> **Goal**
Below is a set of records. Repeat all of them exactly.

---------- Given records

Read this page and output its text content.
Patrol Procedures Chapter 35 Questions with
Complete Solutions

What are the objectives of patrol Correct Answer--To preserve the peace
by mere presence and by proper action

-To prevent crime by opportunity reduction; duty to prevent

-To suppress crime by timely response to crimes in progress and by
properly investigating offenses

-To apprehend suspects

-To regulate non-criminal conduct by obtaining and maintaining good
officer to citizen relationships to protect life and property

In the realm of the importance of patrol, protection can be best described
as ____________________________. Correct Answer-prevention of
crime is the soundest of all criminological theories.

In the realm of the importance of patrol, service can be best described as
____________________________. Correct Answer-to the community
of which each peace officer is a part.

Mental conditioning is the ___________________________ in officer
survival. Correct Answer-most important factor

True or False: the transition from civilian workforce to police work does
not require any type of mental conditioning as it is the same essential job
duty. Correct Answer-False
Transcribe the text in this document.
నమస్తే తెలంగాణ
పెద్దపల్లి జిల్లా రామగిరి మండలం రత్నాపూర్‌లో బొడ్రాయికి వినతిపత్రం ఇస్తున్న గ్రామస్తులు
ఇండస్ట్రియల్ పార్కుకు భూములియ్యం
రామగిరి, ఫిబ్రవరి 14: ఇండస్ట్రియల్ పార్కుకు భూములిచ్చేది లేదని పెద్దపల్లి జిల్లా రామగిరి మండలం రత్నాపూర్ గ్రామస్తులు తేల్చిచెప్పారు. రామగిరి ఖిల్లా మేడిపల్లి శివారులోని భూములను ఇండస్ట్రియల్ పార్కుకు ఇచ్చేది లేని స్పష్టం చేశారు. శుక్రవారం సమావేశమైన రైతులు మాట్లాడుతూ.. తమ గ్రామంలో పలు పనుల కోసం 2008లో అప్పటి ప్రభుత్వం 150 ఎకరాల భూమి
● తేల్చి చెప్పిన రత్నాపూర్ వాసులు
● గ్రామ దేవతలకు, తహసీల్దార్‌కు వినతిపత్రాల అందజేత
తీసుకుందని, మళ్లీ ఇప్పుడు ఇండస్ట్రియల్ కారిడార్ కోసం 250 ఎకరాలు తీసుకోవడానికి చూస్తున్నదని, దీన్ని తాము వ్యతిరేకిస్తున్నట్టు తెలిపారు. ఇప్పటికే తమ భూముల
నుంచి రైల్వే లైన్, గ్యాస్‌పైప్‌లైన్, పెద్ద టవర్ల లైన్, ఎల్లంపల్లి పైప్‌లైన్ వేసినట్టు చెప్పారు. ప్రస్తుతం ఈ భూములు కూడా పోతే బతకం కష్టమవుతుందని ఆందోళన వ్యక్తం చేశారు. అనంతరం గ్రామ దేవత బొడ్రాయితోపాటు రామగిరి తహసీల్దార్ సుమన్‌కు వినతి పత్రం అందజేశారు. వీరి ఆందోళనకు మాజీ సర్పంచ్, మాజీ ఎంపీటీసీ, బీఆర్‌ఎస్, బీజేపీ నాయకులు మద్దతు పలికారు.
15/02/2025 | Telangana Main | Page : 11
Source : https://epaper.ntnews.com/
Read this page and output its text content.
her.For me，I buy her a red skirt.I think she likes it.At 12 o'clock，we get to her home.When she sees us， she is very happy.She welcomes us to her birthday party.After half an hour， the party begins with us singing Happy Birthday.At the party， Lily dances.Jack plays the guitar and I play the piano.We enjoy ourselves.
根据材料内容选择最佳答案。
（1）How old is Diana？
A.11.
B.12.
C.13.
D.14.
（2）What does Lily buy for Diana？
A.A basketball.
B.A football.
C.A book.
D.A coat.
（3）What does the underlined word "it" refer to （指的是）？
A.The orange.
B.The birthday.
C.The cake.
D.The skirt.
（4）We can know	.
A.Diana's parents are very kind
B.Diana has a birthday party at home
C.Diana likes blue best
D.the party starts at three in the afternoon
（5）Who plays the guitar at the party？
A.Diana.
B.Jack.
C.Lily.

--------------------

> **Final answer**
Read this page and output its text content.
Patrol Procedures Chapter 35 Questions with
Complete Solutions

What are the objectives of patrol Correct Answer--To preserve the peace
by mere presence and by proper action

-To prevent crime by opportunity reduction; duty to prevent

-To suppress crime by timely response to crimes in progress and by
properly investigating offenses

-To apprehend suspects

-To regulate non-criminal conduct by obtaining and maintaining good
officer to citizen relationships to protect life and property

In the realm of the importance of patrol, protection can be best described
as ____________________________. Correct Answer-prevention of
crime is the soundest of all criminological theories.

In the realm of the importance of patrol, service can be best described as
____________________________. Correct Answer-to the community
of which each peace officer is a part.

Mental conditioning is the ___________________________ in officer
survival. Correct Answer-most important factor

True or False: the transition from civilian workforce to police work does
not require any type of mental conditioning as it is the same essential job
duty. Correct Answer-False
Transcribe the text in this document.
నమస్తే తెలంగాణ
పెద్దపల్లి జిల్లా రామగిరి మండలం రత్నాపూర్‌లో బొడ్రాయికి వినతిపత్రం ఇస్తున్న గ్రామస్తులు
ఇండస్ట్రియల్ పార్కుకు భూములియ్యం
రామగిరి, ఫిబ్రవరి 14: ఇండస్ట్రియల్ పార్కుకు భూములిచ్చేది లేదని పెద్దపల్లి జిల్లా రామగిరి మండలం రత్నాపూర్ గ్రామస్తులు తేల్చిచెప్పారు. రామగిరి ఖిల్లా మేడిపల్లి శివారులోని భూములను ఇండస్ట్రియల్ పార్కుకు ఇచ్చేది లేని స్పష్టం చేశారు. శుక్రవారం సమావేశమైన రైతులు మాట్లాడుతూ.. తమ గ్రామంలో పలు పనుల కోసం 2008లో అప్పటి ప్రభుత్వం 150 ఎకరాల భూమి
● తేల్చి చెప్పిన రత్నాపూర్ వాసులు
● గ్రామ దేవతలకు, తహసీల్దార్‌కు వినతిపత్రాల అందజేత
తీసుకుందని, మళ్లీ ఇప్పుడు ఇండస్ట్రియల్ కారిడార్ కోసం 250 ఎకరాలు తీసుకోవడానికి చూస్తున్నదని, దీన్ని తాము వ్యతిరేకిస్తున్నట్టు తెలిపారు. ఇప్పటికే తమ భూముల
నుంచి రైల్వే లైన్, గ్యాస్‌పైప్‌లైన్, పెద్ద టవర్ల లైన్, ఎల్లంపల్లి పైప్‌లైన్ వేసినట్టు చెప్పారు. ప్రస్తుతం ఈ భూములు కూడా పోతే బతకం కష్టమవుతుందని ఆందోళన వ్యక్తం చేశారు. అనంతరం గ్రామ దేవత బొడ్రాయితోపాటు రామగిరి తహసీల్దార్ సుమన్‌కు వినతి పత్రం అందజేశారు. వీరి ఆందోళనకు మాజీ సర్పంచ్, మాజీ ఎంపీటీసీ, బీఆర్‌ఎస్, బీజేపీ నాయకులు మద్దతు పలికారు.
15/02/2025 | Telangana Main | Page : 11
Source : https://epaper.ntnews.com/
Read this page and output its text content.
her.For me，I buy her a red skirt.I think she likes it.At 12 o'clock，we get to her home.When she sees us， she is very happy.She welcomes us to her birthday party.After half an hour， the party begins with us singing Happy Birthday.At the party， Lily dances.Jack plays the guitar and I play the piano.We enjoy ourselves.
根据材料内容选择最佳答案。
（1）How old is Diana？
A.11.
B.12.
C.13.
D.14.
（2）What does Lily buy for Diana？
A.A basketball.
B.A football.
C.A book.
D.A coat.
（3）What does the underlined word "it" refer to （指的是）？
A.The orange.
B.The birthday.
C.The cake.
D.The skirt.
（4）We can know	.
A.Diana's parents are very kind
B.Diana has a birthday party at home
C.Diana likes blue best
D.the party starts at three in the afternoon
（5）Who plays the guitar at the party？
A.Diana.
B.Jack.
C.Lily.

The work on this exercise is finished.